- Task to carry out
The entries below are to be written out again without alteration.

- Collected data
►
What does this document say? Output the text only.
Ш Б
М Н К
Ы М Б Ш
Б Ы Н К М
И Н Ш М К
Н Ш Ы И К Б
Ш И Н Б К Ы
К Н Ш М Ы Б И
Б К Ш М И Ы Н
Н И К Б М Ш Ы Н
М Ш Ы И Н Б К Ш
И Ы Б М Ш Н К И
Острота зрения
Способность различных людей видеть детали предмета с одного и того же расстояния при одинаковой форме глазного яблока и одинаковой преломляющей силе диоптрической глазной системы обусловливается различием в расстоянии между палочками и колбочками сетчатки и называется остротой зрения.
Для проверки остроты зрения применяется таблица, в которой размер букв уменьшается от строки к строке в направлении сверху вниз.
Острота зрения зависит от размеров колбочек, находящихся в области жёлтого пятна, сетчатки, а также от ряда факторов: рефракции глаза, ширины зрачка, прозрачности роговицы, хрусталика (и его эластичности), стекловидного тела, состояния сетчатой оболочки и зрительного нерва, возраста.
◄
- Task output
What does this document say? Output the text only.
Ш Б
М Н К
Ы М Б Ш
Б Ы Н К М
И Н Ш М К
Н Ш Ы И К Б
Ш И Н Б К Ы
К Н Ш М Ы Б И
Б К Ш М И Ы Н
Н И К Б М Ш Ы Н
М Ш Ы И Н Б К Ш
И Ы Б М Ш Н К И
Острота зрения
Способность различных людей видеть детали предмета с одного и того же расстояния при одинаковой форме глазного яблока и одинаковой преломляющей силе диоптрической глазной системы обусловливается различием в расстоянии между палочками и колбочками сетчатки и называется остротой зрения.
Для проверки остроты зрения применяется таблица, в которой размер букв уменьшается от строки к строке в направлении сверху вниз.
Острота зрения зависит от размеров колбочек, находящихся в области жёлтого пятна, сетчатки, а также от ряда факторов: рефракции глаза, ширины зрачка, прозрачности роговицы, хрусталика (и его эластичности), стекловидного тела, состояния сетчатой оболочки и зрительного нерва, возраста.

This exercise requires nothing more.